Transcribe only the stretch of lines that opens with the line containing "Enumerate this chart's" and closes with the last line of the listing, skipping pictures.

--- Begin GIVEN INFORMATION ---

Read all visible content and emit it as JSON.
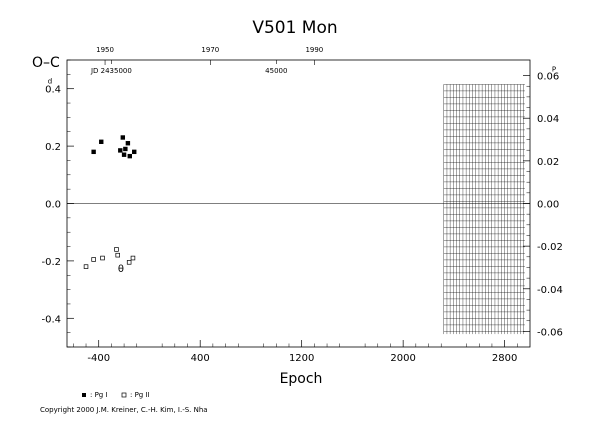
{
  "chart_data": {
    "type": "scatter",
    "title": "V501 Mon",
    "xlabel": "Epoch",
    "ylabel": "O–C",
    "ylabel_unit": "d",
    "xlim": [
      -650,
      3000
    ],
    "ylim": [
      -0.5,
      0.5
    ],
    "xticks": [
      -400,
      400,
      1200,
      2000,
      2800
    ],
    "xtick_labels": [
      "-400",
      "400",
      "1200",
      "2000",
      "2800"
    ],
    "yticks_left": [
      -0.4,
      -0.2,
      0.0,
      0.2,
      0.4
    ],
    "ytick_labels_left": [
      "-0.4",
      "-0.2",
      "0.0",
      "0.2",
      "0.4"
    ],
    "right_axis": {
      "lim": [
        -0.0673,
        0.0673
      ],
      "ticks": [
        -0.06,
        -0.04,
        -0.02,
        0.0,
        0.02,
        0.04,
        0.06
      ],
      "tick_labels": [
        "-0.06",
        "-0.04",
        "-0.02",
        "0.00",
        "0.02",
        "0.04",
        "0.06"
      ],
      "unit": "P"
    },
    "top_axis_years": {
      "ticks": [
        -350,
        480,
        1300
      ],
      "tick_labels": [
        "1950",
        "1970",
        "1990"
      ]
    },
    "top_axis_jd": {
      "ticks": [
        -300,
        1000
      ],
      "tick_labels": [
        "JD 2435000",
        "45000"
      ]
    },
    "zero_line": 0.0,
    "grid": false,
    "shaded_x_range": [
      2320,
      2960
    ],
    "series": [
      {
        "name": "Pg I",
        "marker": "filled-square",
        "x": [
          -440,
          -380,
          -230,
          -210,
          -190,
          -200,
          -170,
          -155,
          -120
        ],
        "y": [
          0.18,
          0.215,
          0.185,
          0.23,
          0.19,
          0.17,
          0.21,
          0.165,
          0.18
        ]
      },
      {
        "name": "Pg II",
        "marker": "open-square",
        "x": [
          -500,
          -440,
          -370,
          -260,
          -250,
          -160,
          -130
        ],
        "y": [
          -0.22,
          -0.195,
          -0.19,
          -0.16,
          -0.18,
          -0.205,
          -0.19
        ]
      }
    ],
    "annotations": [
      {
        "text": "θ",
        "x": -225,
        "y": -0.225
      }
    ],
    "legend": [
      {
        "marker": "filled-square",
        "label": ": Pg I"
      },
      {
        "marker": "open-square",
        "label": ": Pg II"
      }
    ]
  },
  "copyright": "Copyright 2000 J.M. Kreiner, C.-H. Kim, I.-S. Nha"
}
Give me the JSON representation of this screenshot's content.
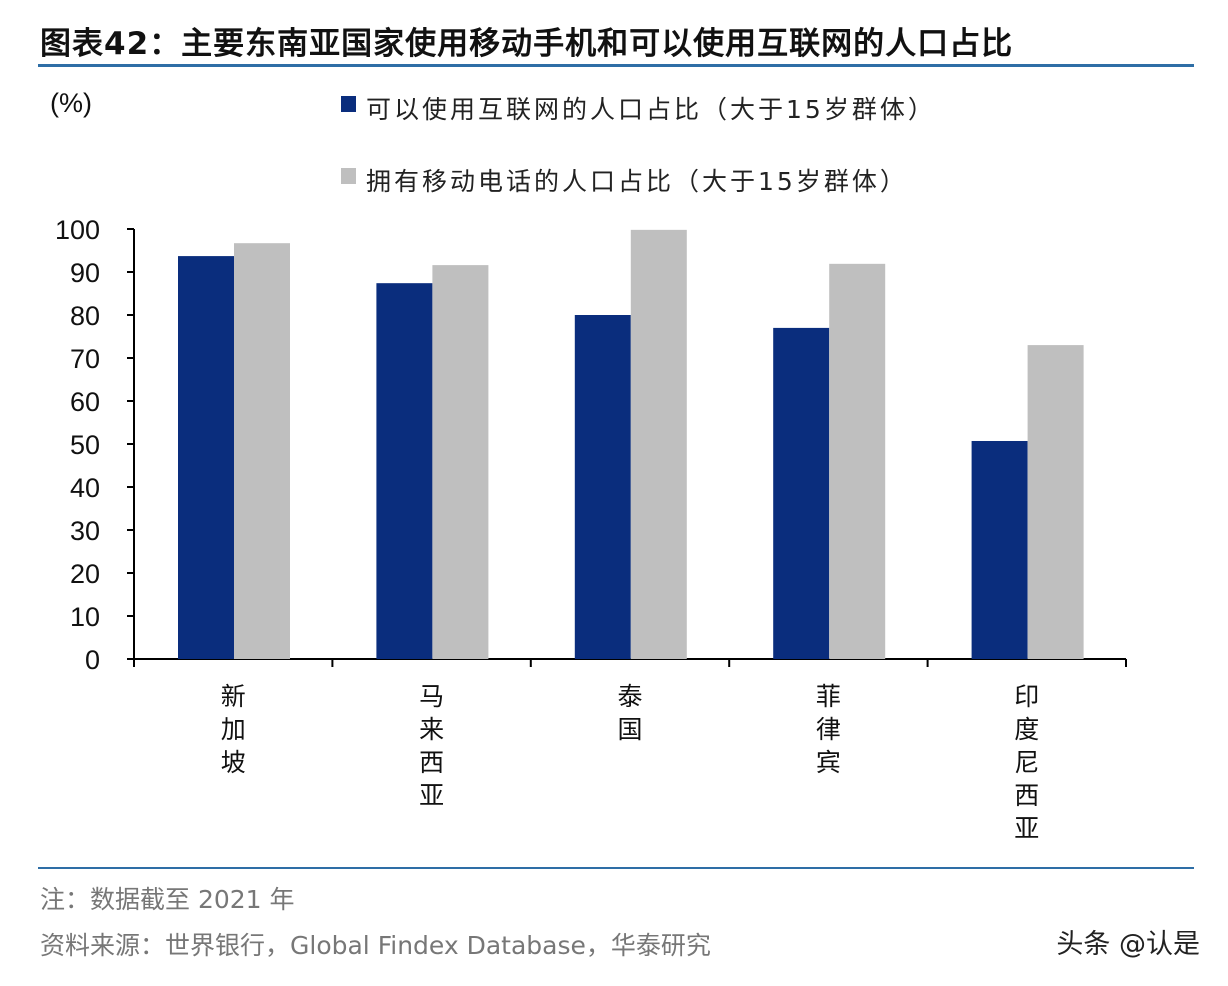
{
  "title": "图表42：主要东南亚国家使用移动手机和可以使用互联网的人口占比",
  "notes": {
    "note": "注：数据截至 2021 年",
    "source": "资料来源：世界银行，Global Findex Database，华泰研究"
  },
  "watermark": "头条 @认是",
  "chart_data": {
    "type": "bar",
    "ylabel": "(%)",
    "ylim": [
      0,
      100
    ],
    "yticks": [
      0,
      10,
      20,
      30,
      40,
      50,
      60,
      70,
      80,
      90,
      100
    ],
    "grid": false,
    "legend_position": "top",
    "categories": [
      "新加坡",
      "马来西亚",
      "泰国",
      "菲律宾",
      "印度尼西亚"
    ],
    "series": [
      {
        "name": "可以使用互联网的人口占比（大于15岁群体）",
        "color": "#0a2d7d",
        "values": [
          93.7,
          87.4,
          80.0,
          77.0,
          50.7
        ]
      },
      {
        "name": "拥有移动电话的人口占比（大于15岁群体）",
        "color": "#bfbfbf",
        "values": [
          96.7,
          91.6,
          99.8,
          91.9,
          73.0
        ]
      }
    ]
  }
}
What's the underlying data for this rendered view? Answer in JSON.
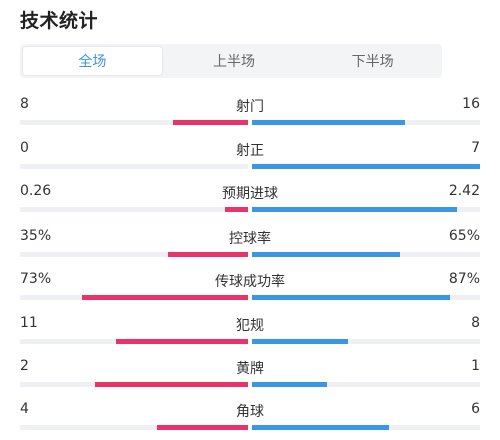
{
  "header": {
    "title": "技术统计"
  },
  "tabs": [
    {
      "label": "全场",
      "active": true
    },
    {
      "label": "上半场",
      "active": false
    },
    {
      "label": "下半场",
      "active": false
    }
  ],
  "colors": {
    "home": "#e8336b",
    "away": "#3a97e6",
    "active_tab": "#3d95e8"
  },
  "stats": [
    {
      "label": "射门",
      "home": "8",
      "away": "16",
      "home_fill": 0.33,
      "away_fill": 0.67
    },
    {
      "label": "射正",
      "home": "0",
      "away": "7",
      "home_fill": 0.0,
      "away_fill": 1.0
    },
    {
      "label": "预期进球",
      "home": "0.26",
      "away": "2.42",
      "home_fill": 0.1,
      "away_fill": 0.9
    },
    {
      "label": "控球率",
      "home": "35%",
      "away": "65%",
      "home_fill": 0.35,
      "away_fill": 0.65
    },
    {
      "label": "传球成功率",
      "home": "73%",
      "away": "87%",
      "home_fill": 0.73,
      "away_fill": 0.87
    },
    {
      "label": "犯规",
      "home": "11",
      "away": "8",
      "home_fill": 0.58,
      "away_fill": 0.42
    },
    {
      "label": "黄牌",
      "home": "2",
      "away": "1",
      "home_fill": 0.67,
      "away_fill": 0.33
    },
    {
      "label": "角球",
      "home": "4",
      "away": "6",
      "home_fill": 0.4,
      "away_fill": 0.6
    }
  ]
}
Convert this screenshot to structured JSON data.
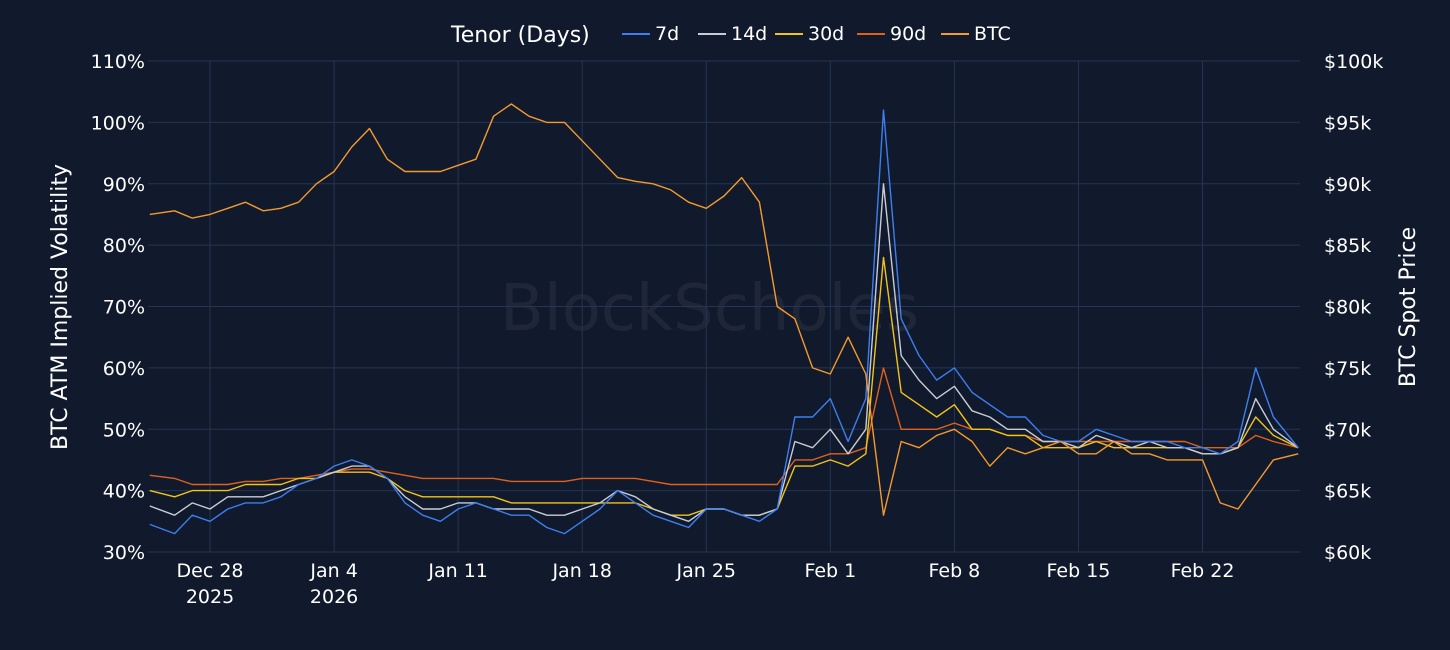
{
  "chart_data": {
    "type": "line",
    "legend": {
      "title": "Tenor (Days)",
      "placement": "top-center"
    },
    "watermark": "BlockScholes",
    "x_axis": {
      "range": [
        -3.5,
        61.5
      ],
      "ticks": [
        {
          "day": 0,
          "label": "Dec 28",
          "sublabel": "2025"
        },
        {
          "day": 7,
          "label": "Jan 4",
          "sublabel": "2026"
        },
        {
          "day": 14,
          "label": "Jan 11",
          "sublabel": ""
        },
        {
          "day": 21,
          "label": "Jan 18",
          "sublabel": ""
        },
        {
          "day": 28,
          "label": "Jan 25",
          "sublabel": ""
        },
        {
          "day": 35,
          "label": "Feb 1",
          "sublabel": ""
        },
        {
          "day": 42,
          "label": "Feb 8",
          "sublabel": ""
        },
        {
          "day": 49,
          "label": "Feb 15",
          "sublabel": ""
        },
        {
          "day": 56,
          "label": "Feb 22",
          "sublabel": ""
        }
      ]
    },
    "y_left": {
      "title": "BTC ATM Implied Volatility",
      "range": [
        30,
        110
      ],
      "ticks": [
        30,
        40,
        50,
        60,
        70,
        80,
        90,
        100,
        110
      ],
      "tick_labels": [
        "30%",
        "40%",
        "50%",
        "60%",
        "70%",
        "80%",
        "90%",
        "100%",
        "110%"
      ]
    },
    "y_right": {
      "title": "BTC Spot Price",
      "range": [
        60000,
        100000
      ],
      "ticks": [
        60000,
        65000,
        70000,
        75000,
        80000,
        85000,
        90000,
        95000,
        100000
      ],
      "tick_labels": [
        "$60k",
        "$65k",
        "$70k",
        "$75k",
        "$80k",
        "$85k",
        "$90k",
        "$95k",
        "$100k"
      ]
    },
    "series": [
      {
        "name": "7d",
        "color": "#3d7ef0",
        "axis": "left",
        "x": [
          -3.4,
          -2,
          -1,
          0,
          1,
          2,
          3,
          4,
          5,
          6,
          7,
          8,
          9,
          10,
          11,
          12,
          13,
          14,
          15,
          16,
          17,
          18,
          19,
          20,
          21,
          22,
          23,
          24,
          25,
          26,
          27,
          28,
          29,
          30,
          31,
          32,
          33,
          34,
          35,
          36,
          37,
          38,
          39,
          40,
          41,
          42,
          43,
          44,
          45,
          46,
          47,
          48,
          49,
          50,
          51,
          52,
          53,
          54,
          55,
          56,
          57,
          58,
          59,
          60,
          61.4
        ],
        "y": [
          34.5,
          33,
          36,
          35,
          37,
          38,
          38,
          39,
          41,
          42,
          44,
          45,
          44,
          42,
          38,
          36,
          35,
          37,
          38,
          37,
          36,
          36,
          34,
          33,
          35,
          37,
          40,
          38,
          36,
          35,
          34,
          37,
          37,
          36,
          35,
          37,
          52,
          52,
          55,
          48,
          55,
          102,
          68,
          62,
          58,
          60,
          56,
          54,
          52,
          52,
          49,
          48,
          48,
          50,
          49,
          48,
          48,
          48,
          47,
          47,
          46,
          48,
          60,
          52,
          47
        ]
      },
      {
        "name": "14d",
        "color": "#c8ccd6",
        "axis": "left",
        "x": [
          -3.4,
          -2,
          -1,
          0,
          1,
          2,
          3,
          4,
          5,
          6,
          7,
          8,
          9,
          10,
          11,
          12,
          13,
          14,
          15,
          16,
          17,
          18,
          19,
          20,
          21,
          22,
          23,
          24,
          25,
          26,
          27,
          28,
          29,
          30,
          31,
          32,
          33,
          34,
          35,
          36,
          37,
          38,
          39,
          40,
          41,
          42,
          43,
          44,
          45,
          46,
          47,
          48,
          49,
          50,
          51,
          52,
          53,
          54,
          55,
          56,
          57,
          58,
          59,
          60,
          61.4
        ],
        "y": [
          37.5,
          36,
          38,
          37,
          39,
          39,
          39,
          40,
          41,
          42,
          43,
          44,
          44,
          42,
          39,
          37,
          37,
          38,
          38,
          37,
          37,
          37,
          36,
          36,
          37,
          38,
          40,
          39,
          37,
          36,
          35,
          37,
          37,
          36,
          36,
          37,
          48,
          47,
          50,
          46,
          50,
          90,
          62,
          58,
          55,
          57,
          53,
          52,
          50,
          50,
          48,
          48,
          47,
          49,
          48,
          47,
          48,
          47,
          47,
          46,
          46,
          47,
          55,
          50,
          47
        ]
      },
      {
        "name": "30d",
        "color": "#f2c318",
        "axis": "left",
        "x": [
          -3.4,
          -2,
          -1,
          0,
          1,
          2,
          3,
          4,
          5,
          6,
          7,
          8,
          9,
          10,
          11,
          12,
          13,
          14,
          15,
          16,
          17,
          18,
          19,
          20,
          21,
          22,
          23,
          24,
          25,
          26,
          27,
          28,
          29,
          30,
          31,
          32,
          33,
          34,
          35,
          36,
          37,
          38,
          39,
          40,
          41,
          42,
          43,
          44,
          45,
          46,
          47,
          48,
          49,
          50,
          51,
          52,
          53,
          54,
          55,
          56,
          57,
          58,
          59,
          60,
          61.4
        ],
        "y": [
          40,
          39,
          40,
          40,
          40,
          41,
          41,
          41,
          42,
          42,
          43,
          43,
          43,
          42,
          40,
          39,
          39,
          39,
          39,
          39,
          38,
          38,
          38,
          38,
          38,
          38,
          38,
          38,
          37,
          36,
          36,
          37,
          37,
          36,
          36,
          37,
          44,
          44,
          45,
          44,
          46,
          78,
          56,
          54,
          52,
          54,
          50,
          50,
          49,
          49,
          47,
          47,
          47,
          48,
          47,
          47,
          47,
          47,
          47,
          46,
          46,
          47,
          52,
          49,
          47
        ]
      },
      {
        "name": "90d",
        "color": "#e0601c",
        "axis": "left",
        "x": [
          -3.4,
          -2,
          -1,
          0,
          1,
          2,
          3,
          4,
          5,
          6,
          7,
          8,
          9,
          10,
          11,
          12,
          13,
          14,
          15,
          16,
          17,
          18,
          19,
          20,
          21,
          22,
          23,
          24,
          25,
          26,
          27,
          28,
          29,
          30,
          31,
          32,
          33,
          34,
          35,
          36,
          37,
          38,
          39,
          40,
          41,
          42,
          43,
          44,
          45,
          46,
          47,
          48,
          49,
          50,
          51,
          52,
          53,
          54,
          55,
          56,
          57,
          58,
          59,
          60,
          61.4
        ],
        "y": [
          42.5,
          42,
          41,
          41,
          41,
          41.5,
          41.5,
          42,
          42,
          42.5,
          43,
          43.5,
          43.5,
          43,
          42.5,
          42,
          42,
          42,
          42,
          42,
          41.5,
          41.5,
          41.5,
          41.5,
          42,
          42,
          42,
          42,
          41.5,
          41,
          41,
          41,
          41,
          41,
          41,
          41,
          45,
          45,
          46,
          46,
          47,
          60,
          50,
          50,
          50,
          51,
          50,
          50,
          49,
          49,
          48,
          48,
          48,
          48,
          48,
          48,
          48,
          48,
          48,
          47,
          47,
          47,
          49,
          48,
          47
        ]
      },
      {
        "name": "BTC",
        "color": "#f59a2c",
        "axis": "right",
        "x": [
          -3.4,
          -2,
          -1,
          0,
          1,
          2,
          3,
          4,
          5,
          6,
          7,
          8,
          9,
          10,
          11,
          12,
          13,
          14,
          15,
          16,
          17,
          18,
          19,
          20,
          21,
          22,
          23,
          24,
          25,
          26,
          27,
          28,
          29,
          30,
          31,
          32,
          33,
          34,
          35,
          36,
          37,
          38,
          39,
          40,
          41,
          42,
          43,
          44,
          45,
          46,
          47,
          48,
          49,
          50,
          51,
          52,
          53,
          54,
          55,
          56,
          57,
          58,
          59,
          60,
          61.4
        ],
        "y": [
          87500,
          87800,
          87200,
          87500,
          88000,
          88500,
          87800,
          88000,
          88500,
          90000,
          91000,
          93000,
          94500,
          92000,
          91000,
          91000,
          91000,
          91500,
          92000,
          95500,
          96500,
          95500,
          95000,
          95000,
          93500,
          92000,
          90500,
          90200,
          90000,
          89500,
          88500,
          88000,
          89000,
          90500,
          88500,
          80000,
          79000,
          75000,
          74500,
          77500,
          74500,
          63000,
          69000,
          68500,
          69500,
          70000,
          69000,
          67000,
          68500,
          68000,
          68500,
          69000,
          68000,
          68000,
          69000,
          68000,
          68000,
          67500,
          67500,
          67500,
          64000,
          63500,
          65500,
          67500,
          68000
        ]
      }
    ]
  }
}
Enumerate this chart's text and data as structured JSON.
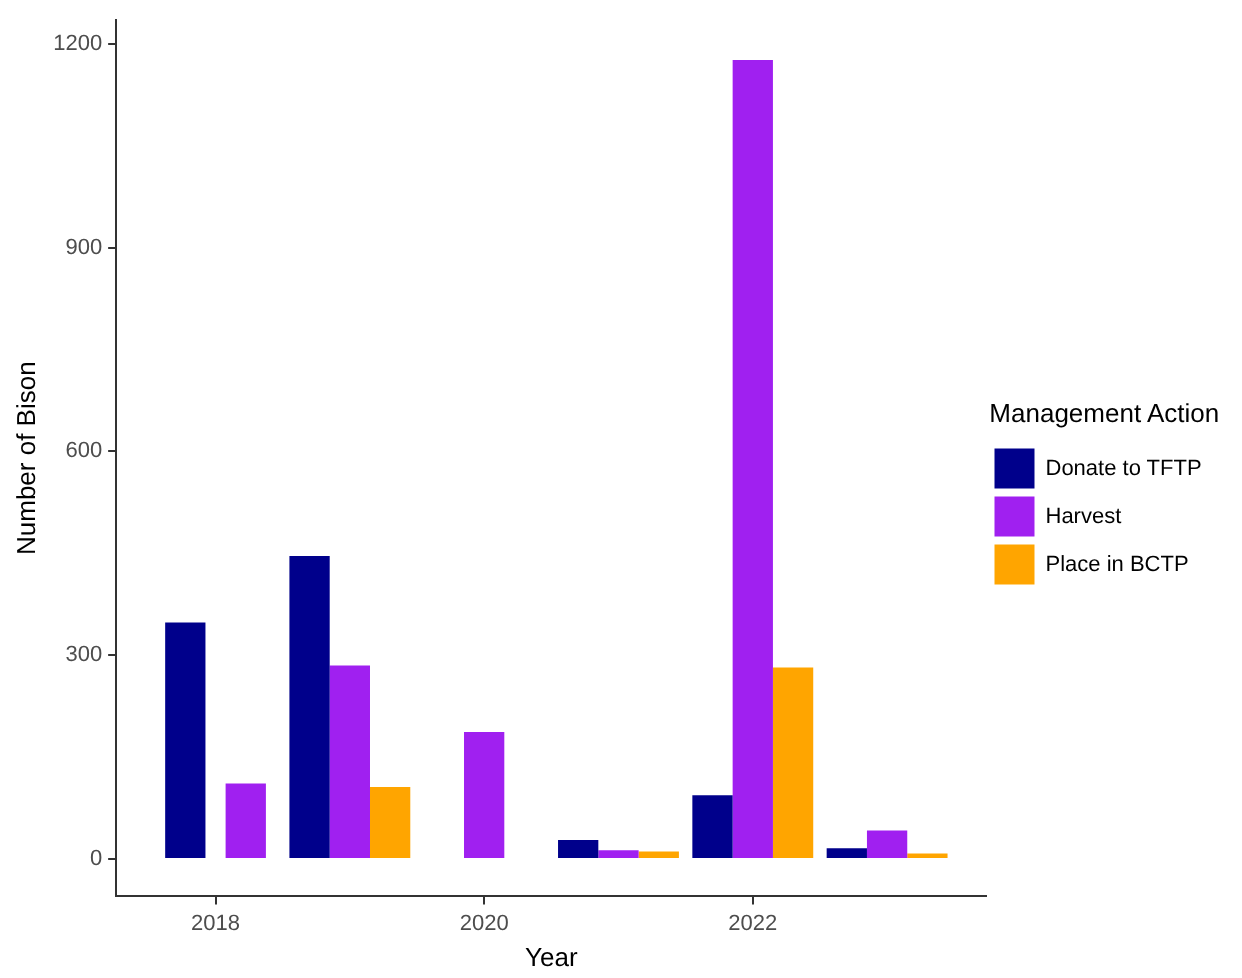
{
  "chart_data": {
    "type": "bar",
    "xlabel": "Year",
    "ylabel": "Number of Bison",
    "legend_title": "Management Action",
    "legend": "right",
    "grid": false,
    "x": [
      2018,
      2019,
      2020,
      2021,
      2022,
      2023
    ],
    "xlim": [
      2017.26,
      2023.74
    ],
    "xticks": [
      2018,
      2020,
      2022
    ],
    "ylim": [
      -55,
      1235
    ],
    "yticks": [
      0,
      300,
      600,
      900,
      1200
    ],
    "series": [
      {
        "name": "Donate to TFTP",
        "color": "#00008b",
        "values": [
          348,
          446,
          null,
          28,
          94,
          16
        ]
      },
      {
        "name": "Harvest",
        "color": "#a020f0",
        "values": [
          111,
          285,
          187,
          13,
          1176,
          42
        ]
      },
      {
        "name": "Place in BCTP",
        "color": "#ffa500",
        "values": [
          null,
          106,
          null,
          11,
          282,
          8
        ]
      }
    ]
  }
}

--- End GIVEN INFORMATION ---

> RESULT BELOW
Enumerate this chart's text and data as structured JSON.
{
  "chart_data": {
    "type": "bar",
    "xlabel": "Year",
    "ylabel": "Number of Bison",
    "legend_title": "Management Action",
    "legend": "right",
    "grid": false,
    "x": [
      2018,
      2019,
      2020,
      2021,
      2022,
      2023
    ],
    "xlim": [
      2017.26,
      2023.74
    ],
    "xticks": [
      2018,
      2020,
      2022
    ],
    "ylim": [
      -55,
      1235
    ],
    "yticks": [
      0,
      300,
      600,
      900,
      1200
    ],
    "series": [
      {
        "name": "Donate to TFTP",
        "color": "#00008b",
        "values": [
          348,
          446,
          null,
          28,
          94,
          16
        ]
      },
      {
        "name": "Harvest",
        "color": "#a020f0",
        "values": [
          111,
          285,
          187,
          13,
          1176,
          42
        ]
      },
      {
        "name": "Place in BCTP",
        "color": "#ffa500",
        "values": [
          null,
          106,
          null,
          11,
          282,
          8
        ]
      }
    ]
  }
}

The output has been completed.